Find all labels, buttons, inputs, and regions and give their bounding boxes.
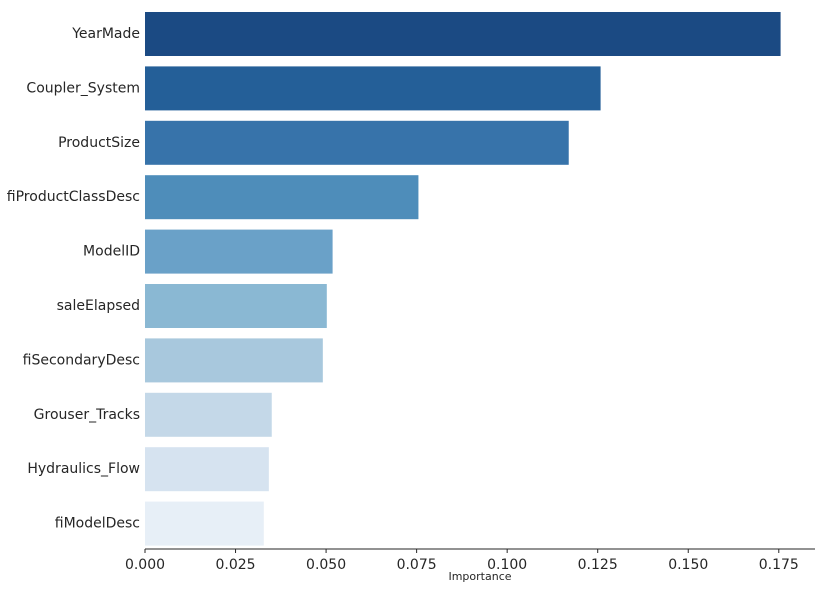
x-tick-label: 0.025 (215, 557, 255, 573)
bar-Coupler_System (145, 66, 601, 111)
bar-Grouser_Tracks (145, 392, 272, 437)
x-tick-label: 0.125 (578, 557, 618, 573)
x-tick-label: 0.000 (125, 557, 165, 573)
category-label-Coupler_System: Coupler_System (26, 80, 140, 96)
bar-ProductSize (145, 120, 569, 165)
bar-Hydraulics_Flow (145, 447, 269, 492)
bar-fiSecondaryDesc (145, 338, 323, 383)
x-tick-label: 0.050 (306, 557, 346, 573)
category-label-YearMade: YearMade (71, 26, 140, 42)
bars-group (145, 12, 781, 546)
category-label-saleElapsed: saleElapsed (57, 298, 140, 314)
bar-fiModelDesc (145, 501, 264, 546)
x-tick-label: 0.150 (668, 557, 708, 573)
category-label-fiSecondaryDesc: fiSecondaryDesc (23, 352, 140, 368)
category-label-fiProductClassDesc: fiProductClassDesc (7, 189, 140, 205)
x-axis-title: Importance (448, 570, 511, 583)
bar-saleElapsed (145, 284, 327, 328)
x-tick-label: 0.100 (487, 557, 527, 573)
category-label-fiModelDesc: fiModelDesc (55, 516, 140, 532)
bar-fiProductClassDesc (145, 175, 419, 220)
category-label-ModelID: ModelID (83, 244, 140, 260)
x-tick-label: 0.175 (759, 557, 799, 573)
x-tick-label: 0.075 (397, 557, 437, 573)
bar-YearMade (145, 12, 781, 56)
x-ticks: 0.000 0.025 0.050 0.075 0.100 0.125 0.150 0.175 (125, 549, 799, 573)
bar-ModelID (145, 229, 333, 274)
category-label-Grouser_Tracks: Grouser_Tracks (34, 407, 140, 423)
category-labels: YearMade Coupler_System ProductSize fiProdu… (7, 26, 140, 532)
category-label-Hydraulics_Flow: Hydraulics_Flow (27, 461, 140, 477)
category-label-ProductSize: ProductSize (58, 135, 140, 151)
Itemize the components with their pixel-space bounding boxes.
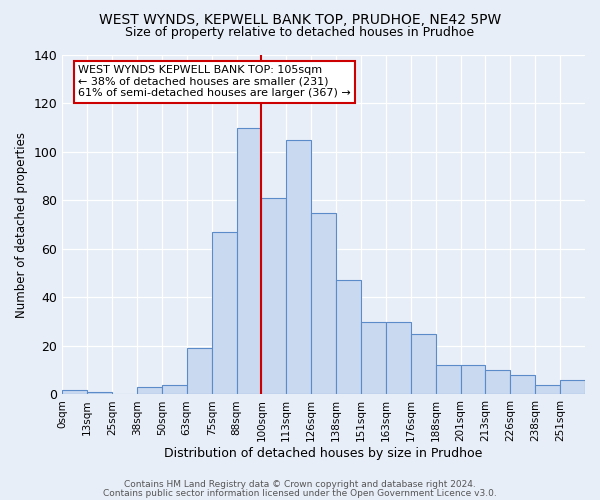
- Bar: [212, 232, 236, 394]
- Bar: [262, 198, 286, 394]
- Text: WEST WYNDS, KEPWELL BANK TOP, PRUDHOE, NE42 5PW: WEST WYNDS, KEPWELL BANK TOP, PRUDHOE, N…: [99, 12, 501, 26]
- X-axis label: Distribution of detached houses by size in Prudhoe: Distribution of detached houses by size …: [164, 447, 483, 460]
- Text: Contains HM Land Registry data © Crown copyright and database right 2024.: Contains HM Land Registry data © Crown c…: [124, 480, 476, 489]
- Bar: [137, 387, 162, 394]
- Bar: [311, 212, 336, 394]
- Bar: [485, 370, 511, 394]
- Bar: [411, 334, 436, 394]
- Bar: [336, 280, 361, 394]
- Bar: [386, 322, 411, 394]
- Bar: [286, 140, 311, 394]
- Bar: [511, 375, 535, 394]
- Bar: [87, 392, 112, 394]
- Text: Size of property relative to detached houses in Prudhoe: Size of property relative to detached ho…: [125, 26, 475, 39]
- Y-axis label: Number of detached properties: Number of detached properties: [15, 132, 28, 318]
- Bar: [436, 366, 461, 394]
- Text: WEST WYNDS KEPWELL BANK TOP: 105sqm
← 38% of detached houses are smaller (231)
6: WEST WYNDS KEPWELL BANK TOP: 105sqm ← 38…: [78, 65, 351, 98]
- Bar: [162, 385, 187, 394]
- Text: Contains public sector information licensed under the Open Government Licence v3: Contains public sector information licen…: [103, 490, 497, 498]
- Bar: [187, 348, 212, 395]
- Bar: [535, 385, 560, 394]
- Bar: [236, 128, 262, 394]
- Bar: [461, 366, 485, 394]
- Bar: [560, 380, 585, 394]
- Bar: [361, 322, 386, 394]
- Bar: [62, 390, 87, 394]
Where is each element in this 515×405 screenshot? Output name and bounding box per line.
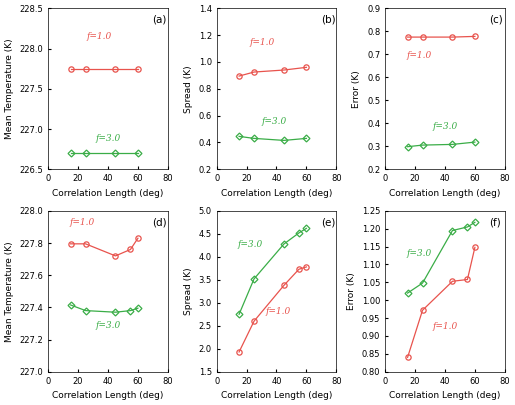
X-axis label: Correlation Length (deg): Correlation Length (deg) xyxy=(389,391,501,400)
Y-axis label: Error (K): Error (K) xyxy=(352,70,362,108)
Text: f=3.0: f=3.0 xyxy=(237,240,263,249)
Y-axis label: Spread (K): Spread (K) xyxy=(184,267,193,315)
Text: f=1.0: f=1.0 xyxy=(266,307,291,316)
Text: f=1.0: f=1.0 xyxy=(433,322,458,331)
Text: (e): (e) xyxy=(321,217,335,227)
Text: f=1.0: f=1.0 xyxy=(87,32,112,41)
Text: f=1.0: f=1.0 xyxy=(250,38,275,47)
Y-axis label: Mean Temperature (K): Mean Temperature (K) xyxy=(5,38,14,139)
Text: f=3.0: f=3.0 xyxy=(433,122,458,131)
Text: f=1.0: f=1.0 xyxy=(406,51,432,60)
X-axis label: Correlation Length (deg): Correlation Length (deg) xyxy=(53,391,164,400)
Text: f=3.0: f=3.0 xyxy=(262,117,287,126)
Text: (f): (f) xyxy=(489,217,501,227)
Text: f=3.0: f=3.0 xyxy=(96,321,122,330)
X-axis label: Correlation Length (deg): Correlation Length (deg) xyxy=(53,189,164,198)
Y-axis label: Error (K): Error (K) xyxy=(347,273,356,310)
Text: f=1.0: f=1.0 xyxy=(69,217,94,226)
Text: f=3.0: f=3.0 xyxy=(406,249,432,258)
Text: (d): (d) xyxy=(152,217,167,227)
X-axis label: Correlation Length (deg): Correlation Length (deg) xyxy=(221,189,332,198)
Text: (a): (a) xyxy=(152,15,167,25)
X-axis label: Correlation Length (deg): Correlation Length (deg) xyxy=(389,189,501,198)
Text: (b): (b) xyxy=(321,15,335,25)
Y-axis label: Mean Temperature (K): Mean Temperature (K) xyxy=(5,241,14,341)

──────────────────────────────

▶ [What to work on]: Could you reproduce every item above verbatim, leaving out the picture lines?

▶ [Answer]:
Find all labels, buttons, inputs, and regions and give their bounding boxes.
x-tick-label: 0.025 (215, 557, 255, 573)
bar-Coupler_System (145, 66, 601, 111)
bar-Grouser_Tracks (145, 392, 272, 437)
x-tick-label: 0.125 (578, 557, 618, 573)
x-tick-label: 0.000 (125, 557, 165, 573)
category-label-Coupler_System: Coupler_System (26, 80, 140, 96)
bar-ProductSize (145, 120, 569, 165)
bar-Hydraulics_Flow (145, 447, 269, 492)
bar-fiSecondaryDesc (145, 338, 323, 383)
x-tick-label: 0.050 (306, 557, 346, 573)
category-label-YearMade: YearMade (71, 26, 140, 42)
bars-group (145, 12, 781, 546)
category-label-saleElapsed: saleElapsed (57, 298, 140, 314)
bar-fiModelDesc (145, 501, 264, 546)
x-tick-label: 0.150 (668, 557, 708, 573)
category-label-fiSecondaryDesc: fiSecondaryDesc (23, 352, 140, 368)
category-label-fiProductClassDesc: fiProductClassDesc (7, 189, 140, 205)
x-axis-title: Importance (448, 570, 511, 583)
bar-saleElapsed (145, 284, 327, 328)
x-tick-label: 0.100 (487, 557, 527, 573)
category-label-fiModelDesc: fiModelDesc (55, 516, 140, 532)
bar-fiProductClassDesc (145, 175, 419, 220)
category-label-ModelID: ModelID (83, 244, 140, 260)
x-tick-label: 0.175 (759, 557, 799, 573)
x-tick-label: 0.075 (397, 557, 437, 573)
bar-YearMade (145, 12, 781, 56)
x-ticks: 0.000 0.025 0.050 0.075 0.100 0.125 0.150 0.175 (125, 549, 799, 573)
bar-ModelID (145, 229, 333, 274)
category-label-Grouser_Tracks: Grouser_Tracks (34, 407, 140, 423)
category-labels: YearMade Coupler_System ProductSize fiProdu… (7, 26, 140, 532)
category-label-Hydraulics_Flow: Hydraulics_Flow (27, 461, 140, 477)
category-label-ProductSize: ProductSize (58, 135, 140, 151)
Itemize the components with their pixel-space bounding boxes.
- Bar: [212, 232, 236, 394]
- Bar: [262, 198, 286, 394]
- Text: WEST WYNDS, KEPWELL BANK TOP, PRUDHOE, NE42 5PW: WEST WYNDS, KEPWELL BANK TOP, PRUDHOE, N…: [99, 12, 501, 26]
- X-axis label: Distribution of detached houses by size in Prudhoe: Distribution of detached houses by size …: [164, 447, 483, 460]
- Text: Contains HM Land Registry data © Crown copyright and database right 2024.: Contains HM Land Registry data © Crown c…: [124, 480, 476, 489]
- Bar: [137, 387, 162, 394]
- Bar: [311, 212, 336, 394]
- Bar: [485, 370, 511, 394]
- Bar: [411, 334, 436, 394]
- Bar: [336, 280, 361, 394]
- Bar: [386, 322, 411, 394]
- Bar: [286, 140, 311, 394]
- Bar: [511, 375, 535, 394]
- Bar: [87, 392, 112, 394]
- Text: Size of property relative to detached houses in Prudhoe: Size of property relative to detached ho…: [125, 26, 475, 39]
- Y-axis label: Number of detached properties: Number of detached properties: [15, 132, 28, 318]
- Bar: [436, 366, 461, 394]
- Text: WEST WYNDS KEPWELL BANK TOP: 105sqm
← 38% of detached houses are smaller (231)
6: WEST WYNDS KEPWELL BANK TOP: 105sqm ← 38…: [78, 65, 351, 98]
- Bar: [162, 385, 187, 394]
- Text: Contains public sector information licensed under the Open Government Licence v3: Contains public sector information licen…: [103, 490, 497, 498]
- Bar: [187, 348, 212, 395]
- Bar: [535, 385, 560, 394]
- Bar: [236, 128, 262, 394]
- Bar: [461, 366, 485, 394]
- Bar: [560, 380, 585, 394]
- Bar: [361, 322, 386, 394]
- Bar: [62, 390, 87, 394]
Where is each element in this 515×405 screenshot? Output name and bounding box per line.
X-axis label: Correlation Length (deg): Correlation Length (deg) xyxy=(389,391,501,400)
Y-axis label: Error (K): Error (K) xyxy=(352,70,362,108)
Text: f=3.0: f=3.0 xyxy=(237,240,263,249)
Y-axis label: Spread (K): Spread (K) xyxy=(184,267,193,315)
Text: f=1.0: f=1.0 xyxy=(266,307,291,316)
Text: f=1.0: f=1.0 xyxy=(433,322,458,331)
Text: (e): (e) xyxy=(321,217,335,227)
Text: f=1.0: f=1.0 xyxy=(87,32,112,41)
Text: f=1.0: f=1.0 xyxy=(250,38,275,47)
Y-axis label: Mean Temperature (K): Mean Temperature (K) xyxy=(5,38,14,139)
Text: f=3.0: f=3.0 xyxy=(433,122,458,131)
Text: f=1.0: f=1.0 xyxy=(406,51,432,60)
X-axis label: Correlation Length (deg): Correlation Length (deg) xyxy=(53,391,164,400)
Text: f=3.0: f=3.0 xyxy=(262,117,287,126)
Text: (f): (f) xyxy=(489,217,501,227)
Text: f=3.0: f=3.0 xyxy=(96,321,122,330)
X-axis label: Correlation Length (deg): Correlation Length (deg) xyxy=(53,189,164,198)
Y-axis label: Error (K): Error (K) xyxy=(347,273,356,310)
Text: f=1.0: f=1.0 xyxy=(69,217,94,226)
Text: f=3.0: f=3.0 xyxy=(406,249,432,258)
Text: (d): (d) xyxy=(152,217,167,227)
X-axis label: Correlation Length (deg): Correlation Length (deg) xyxy=(221,189,332,198)
Text: (a): (a) xyxy=(152,15,167,25)
X-axis label: Correlation Length (deg): Correlation Length (deg) xyxy=(389,189,501,198)
Text: (b): (b) xyxy=(321,15,335,25)
Y-axis label: Mean Temperature (K): Mean Temperature (K) xyxy=(5,241,14,341)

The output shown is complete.